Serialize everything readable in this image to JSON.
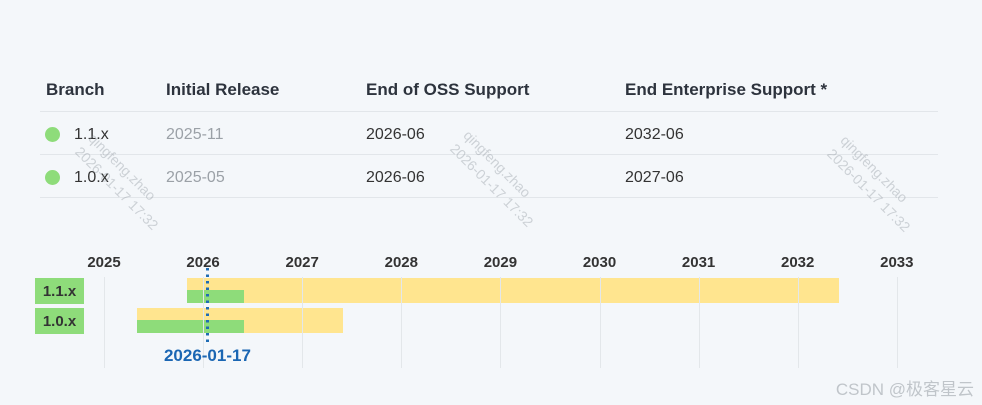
{
  "table": {
    "headers": {
      "branch": "Branch",
      "initial_release": "Initial Release",
      "end_oss": "End of OSS Support",
      "end_enterprise": "End Enterprise Support *"
    },
    "rows": [
      {
        "branch": "1.1.x",
        "initial_release": "2025-11",
        "end_oss": "2026-06",
        "end_enterprise": "2032-06",
        "status_color": "#8edc7a"
      },
      {
        "branch": "1.0.x",
        "initial_release": "2025-05",
        "end_oss": "2026-06",
        "end_enterprise": "2027-06",
        "status_color": "#8edc7a"
      }
    ]
  },
  "chart_data": {
    "type": "bar",
    "subtype": "gantt-timeline",
    "title": "",
    "x_axis": {
      "ticks": [
        2025,
        2026,
        2027,
        2028,
        2029,
        2030,
        2031,
        2032,
        2033
      ],
      "range": [
        2024.35,
        2033.85
      ],
      "grid": true
    },
    "categories": [
      "1.1.x",
      "1.0.x"
    ],
    "series": [
      {
        "name": "1.1.x",
        "bars": [
          {
            "kind": "enterprise-support",
            "start": "2025-11",
            "end": "2032-06",
            "color": "#ffe58f"
          },
          {
            "kind": "oss-support",
            "start": "2025-11",
            "end": "2026-06",
            "color": "#8edc7a"
          }
        ]
      },
      {
        "name": "1.0.x",
        "bars": [
          {
            "kind": "enterprise-support",
            "start": "2025-05",
            "end": "2027-06",
            "color": "#ffe58f"
          },
          {
            "kind": "oss-support",
            "start": "2025-05",
            "end": "2026-06",
            "color": "#8edc7a"
          }
        ]
      }
    ],
    "marker": {
      "date": "2026-01-17",
      "label": "2026-01-17",
      "color": "#1a66b3"
    },
    "row_label_color": "#8edc7a",
    "legend_position": "none"
  },
  "watermarks": {
    "diagonal_line1": "qingfeng.zhao",
    "diagonal_line2": "2026-01-17 17:32",
    "csdn": "CSDN @极客星云"
  },
  "colors": {
    "green": "#8edc7a",
    "yellow": "#ffe58f",
    "blue": "#1a66b3",
    "background": "#f4f7fa",
    "muted_text": "#9ba1a7"
  }
}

TASK DIRECTIONS → Quote the records in their entirety, keeping the wording exact and excluding pictures.

SOLUTION BELOW →
Serialize everything readable in this image to JSON.
{
  "table": {
    "headers": {
      "branch": "Branch",
      "initial_release": "Initial Release",
      "end_oss": "End of OSS Support",
      "end_enterprise": "End Enterprise Support *"
    },
    "rows": [
      {
        "branch": "1.1.x",
        "initial_release": "2025-11",
        "end_oss": "2026-06",
        "end_enterprise": "2032-06",
        "status_color": "#8edc7a"
      },
      {
        "branch": "1.0.x",
        "initial_release": "2025-05",
        "end_oss": "2026-06",
        "end_enterprise": "2027-06",
        "status_color": "#8edc7a"
      }
    ]
  },
  "chart_data": {
    "type": "bar",
    "subtype": "gantt-timeline",
    "title": "",
    "x_axis": {
      "ticks": [
        2025,
        2026,
        2027,
        2028,
        2029,
        2030,
        2031,
        2032,
        2033
      ],
      "range": [
        2024.35,
        2033.85
      ],
      "grid": true
    },
    "categories": [
      "1.1.x",
      "1.0.x"
    ],
    "series": [
      {
        "name": "1.1.x",
        "bars": [
          {
            "kind": "enterprise-support",
            "start": "2025-11",
            "end": "2032-06",
            "color": "#ffe58f"
          },
          {
            "kind": "oss-support",
            "start": "2025-11",
            "end": "2026-06",
            "color": "#8edc7a"
          }
        ]
      },
      {
        "name": "1.0.x",
        "bars": [
          {
            "kind": "enterprise-support",
            "start": "2025-05",
            "end": "2027-06",
            "color": "#ffe58f"
          },
          {
            "kind": "oss-support",
            "start": "2025-05",
            "end": "2026-06",
            "color": "#8edc7a"
          }
        ]
      }
    ],
    "marker": {
      "date": "2026-01-17",
      "label": "2026-01-17",
      "color": "#1a66b3"
    },
    "row_label_color": "#8edc7a",
    "legend_position": "none"
  },
  "watermarks": {
    "diagonal_line1": "qingfeng.zhao",
    "diagonal_line2": "2026-01-17 17:32",
    "csdn": "CSDN @极客星云"
  },
  "colors": {
    "green": "#8edc7a",
    "yellow": "#ffe58f",
    "blue": "#1a66b3",
    "background": "#f4f7fa",
    "muted_text": "#9ba1a7"
  }
}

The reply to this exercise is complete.